_CHALLENGE_:
Return all lines where the word "пособия" can be found.

_SUPPLIED RECORDS_:
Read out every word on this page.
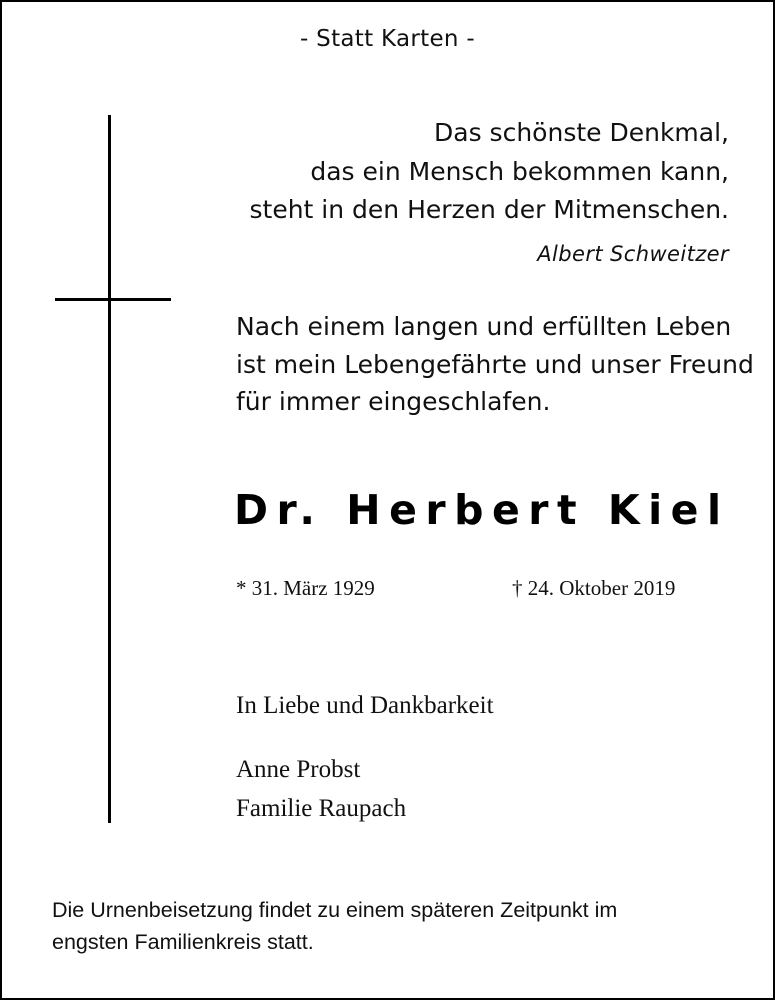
- Statt Karten -
Das schönste Denkmal,
das ein Mensch bekommen kann,
steht in den Herzen der Mitmenschen.
Albert Schweitzer
Nach einem langen und erfüllten Leben
ist mein Lebengefährte und unser Freund
für immer eingeschlafen.
Dr. Herbert Kiel
* 31. März 1929	† 24. Oktober 2019
In Liebe und Dankbarkeit
Anne Probst
Familie Raupach
Die Urnenbeisetzung findet zu einem späteren Zeitpunkt im
engsten Familienkreis statt.
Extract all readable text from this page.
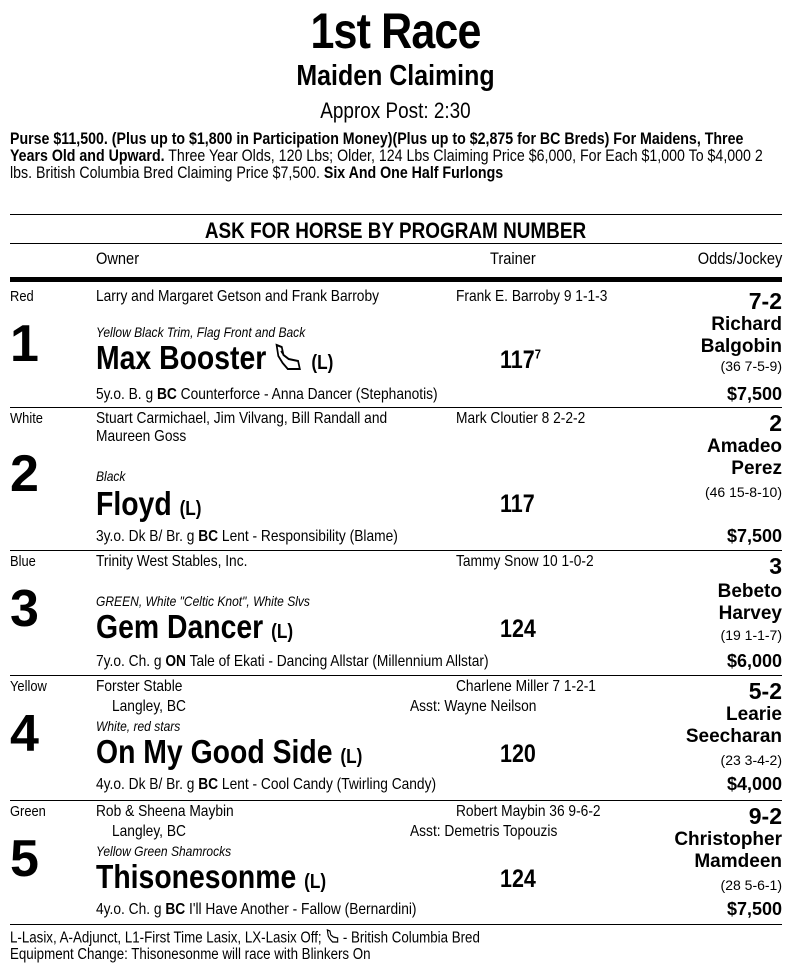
1st Race
Maiden Claiming
Approx Post: 2:30
Purse $11,500. (Plus up to $1,800 in Participation Money)(Plus up to $2,875 for BC Breds) For Maidens, Three Years Old and Upward. Three Year Olds, 120 Lbs; Older, 124 Lbs Claiming Price $6,000, For Each $1,000 To $4,000 2 lbs. British Columbia Bred Claiming Price $7,500. Six And One Half Furlongs
ASK FOR HORSE BY PROGRAM NUMBER
Owner	Trainer	Odds/Jockey
Red
1
Larry and Margaret Getson and Frank Barroby	Frank E. Barroby 9 1-1-3
Yellow Black Trim, Flag Front and Back
Max Booster (L)	$117^7$
5y.o. B. g BC Counterforce - Anna Dancer (Stephanotis)
7-2
Richard
Balgobin
(36 7-5-9)
$7,500
White
2
Stuart Carmichael, Jim Vilvang, Bill Randall and Maureen Goss
Mark Cloutier 8 2-2-2
Black
Floyd (L)	117
3y.o. Dk B/ Br. g BC Lent - Responsibility (Blame)
2
Amadeo
Perez
(46 15-8-10)
$7,500
Blue
3
Trinity West Stables, Inc.	Tammy Snow 10 1-0-2
GREEN, White "Celtic Knot", White Slvs
Gem Dancer (L)	124
7y.o. Ch. g ON Tale of Ekati - Dancing Allstar (Millennium Allstar)
3
Bebeto
Harvey
(19 1-1-7)
$6,000
Yellow
4
Forster Stable	Charlene Miller 7 1-2-1
Langley, BC	Asst: Wayne Neilson
White, red stars
On My Good Side (L)	120
4y.o. Dk B/ Br. g BC Lent - Cool Candy (Twirling Candy)
5-2
Learie
Seecharan
(23 3-4-2)
$4,000
Green
5
Rob & Sheena Maybin	Robert Maybin 36 9-6-2
Langley, BC	Asst: Demetris Topouzis
Yellow Green Shamrocks
Thisonesonme (L)	124
4y.o. Ch. g BC I'll Have Another - Fallow (Bernardini)
9-2
Christopher
Mamdeen
(28 5-6-1)
$7,500
L-Lasix, A-Adjunct, L1-First Time Lasix, LX-Lasix Off;  - British Columbia Bred
Equipment Change: Thisonesonme will race with Blinkers On
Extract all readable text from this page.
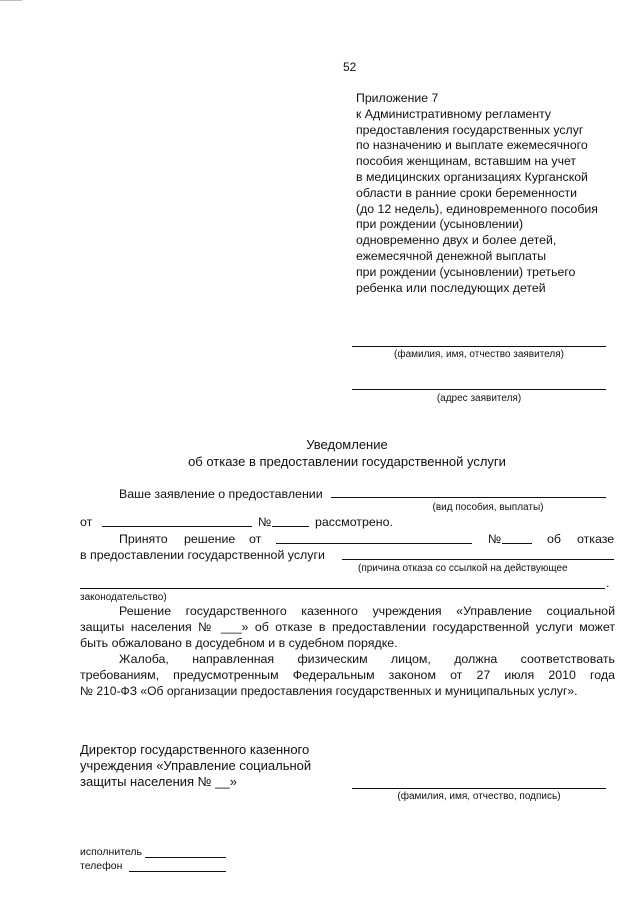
52
Приложение 7
к Административному регламенту
предоставления государственных услуг
по назначению и выплате ежемесячного
пособия женщинам, вставшим на учет
в медицинских организациях Курганской
области в ранние сроки беременности
(до 12 недель), единовременного пособия
при рождении (усыновлении)
одновременно двух и более детей,
ежемесячной денежной выплаты
при рождении (усыновлении) третьего
ребенка или последующих детей
(фамилия, имя, отчество заявителя)
(адрес заявителя)
Уведомление
об отказе в предоставлении государственной услуги
Ваше заявление о предоставлении
(вид пособия, выплаты)
от	№	рассмотрено.
Принято решение от	№	об отказе
в предоставлении государственной услуги
(причина отказа со ссылкой на действующее
.
законодательство)
Решение государственного казенного учреждения «Управление социальной
защиты населения № ___» об отказе в предоставлении государственной услуги может
быть обжаловано в досудебном и в судебном порядке.
Жалоба, направленная физическим лицом, должна соответствовать
требованиям, предусмотренным Федеральным законом от 27 июля 2010 года
№ 210-ФЗ «Об организации предоставления государственных и муниципальных услуг».
Директор государственного казенного
учреждения «Управление социальной
защиты населения № __»
(фамилия, имя, отчество, подпись)
исполнитель
телефон
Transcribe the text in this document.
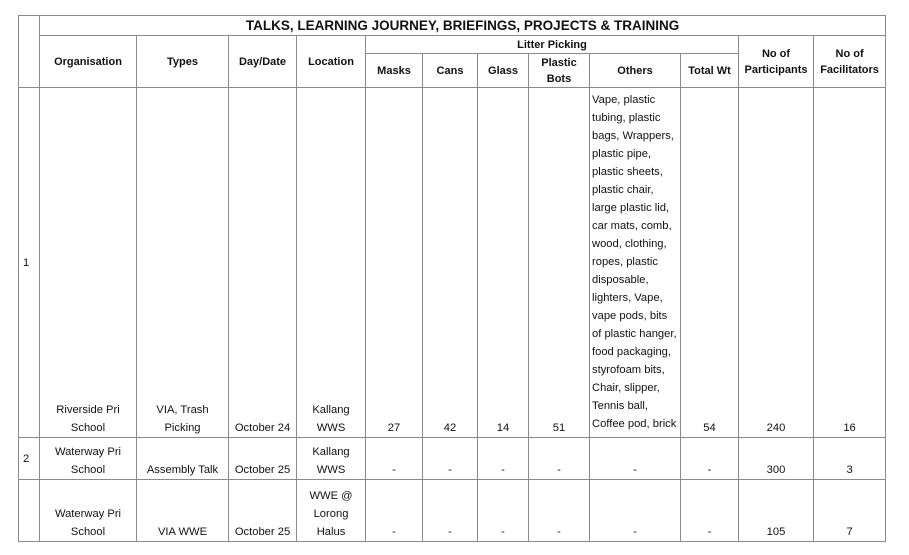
	TALKS, LEARNING JOURNEY, BRIEFINGS, PROJECTS & TRAINING											
	Organisation	Types	Day/Date	Location	Litter Picking						No of Participants	No of Facilitators
					Masks	Cans	Glass	Plastic Bots	Others	Total Wt		
1	Riverside Pri School	VIA, Trash Picking	October 24	Kallang WWS	27	42	14	51	Vape, plastic tubing, plastic bags, Wrappers, plastic pipe, plastic sheets, plastic chair, large plastic lid, car mats, comb, wood, clothing, ropes, plastic disposable, lighters, Vape, vape pods, bits of plastic hanger, food packaging, styrofoam bits, Chair, slipper, Tennis ball, Coffee pod, brick	54	240	16
2	Waterway Pri School	Assembly Talk	October 25	Kallang WWS	-	-	-	-	-	-	300	3
	Waterway Pri School	VIA WWE	October 25	WWE @ Lorong Halus	-	-	-	-	-	-	105	7
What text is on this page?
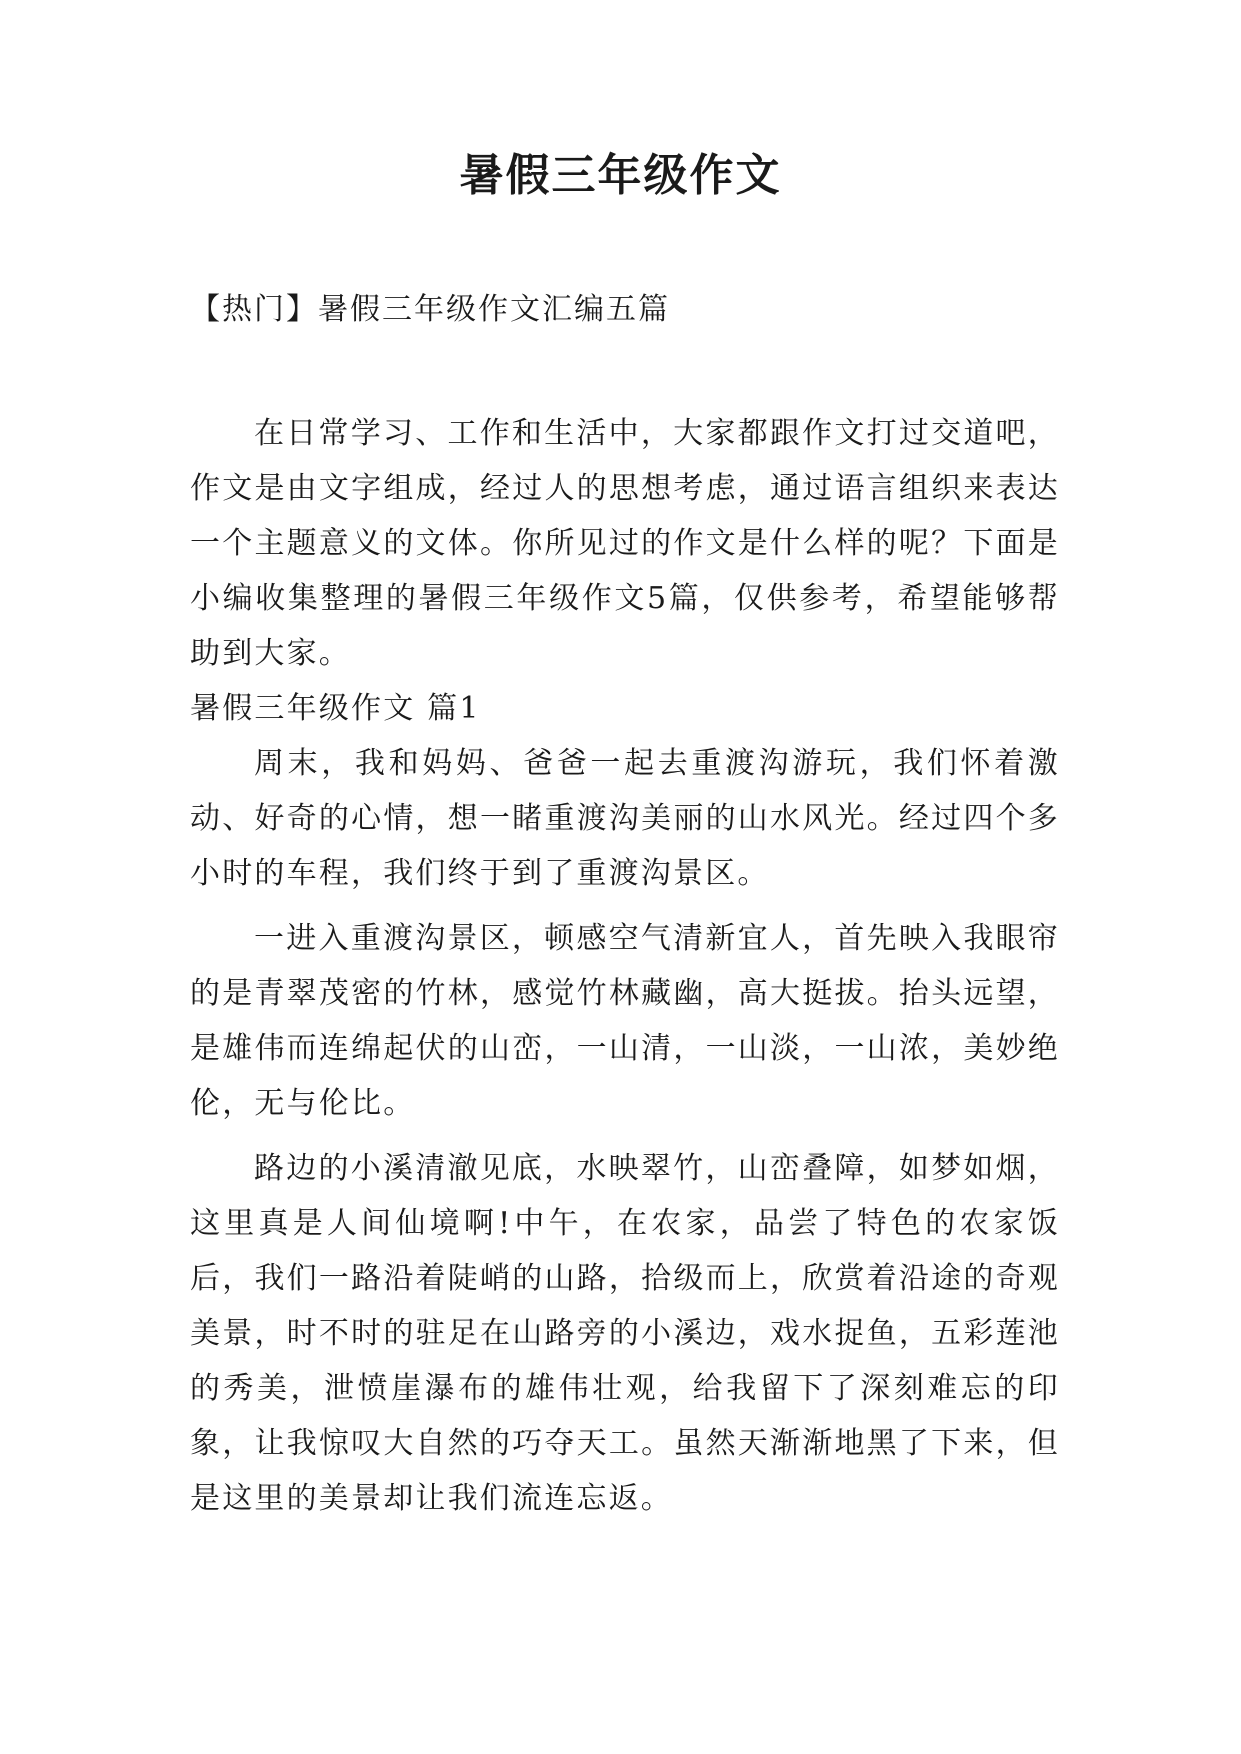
暑假三年级作文
【热门】暑假三年级作文汇编五篇

在日常学习、工作和生活中，大家都跟作文打过交道吧，作文是由文字组成，经过人的思想考虑，通过语言组织来表达一个主题意义的文体。你所见过的作文是什么样的呢？下面是小编收集整理的暑假三年级作文5篇，仅供参考，希望能够帮助到大家。

暑假三年级作文 篇1

周末，我和妈妈、爸爸一起去重渡沟游玩，我们怀着激动、好奇的心情，想一睹重渡沟美丽的山水风光。经过四个多小时的车程，我们终于到了重渡沟景区。

一进入重渡沟景区，顿感空气清新宜人，首先映入我眼帘的是青翠茂密的竹林，感觉竹林藏幽，高大挺拔。抬头远望，是雄伟而连绵起伏的山峦，一山清，一山淡，一山浓，美妙绝伦，无与伦比。

路边的小溪清澈见底，水映翠竹，山峦叠障，如梦如烟，这里真是人间仙境啊!中午，在农家，品尝了特色的农家饭后，我们一路沿着陡峭的山路，拾级而上，欣赏着沿途的奇观美景，时不时的驻足在山路旁的小溪边，戏水捉鱼，五彩莲池的秀美，泄愤崖瀑布的雄伟壮观，给我留下了深刻难忘的印象，让我惊叹大自然的巧夺天工。虽然天渐渐地黑了下来，但是这里的美景却让我们流连忘返。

_RESPONSE BELOW_:
пособия женщинам, вставшим на учет
(до 12 недель), единовременного пособия
(вид пособия, выплаты)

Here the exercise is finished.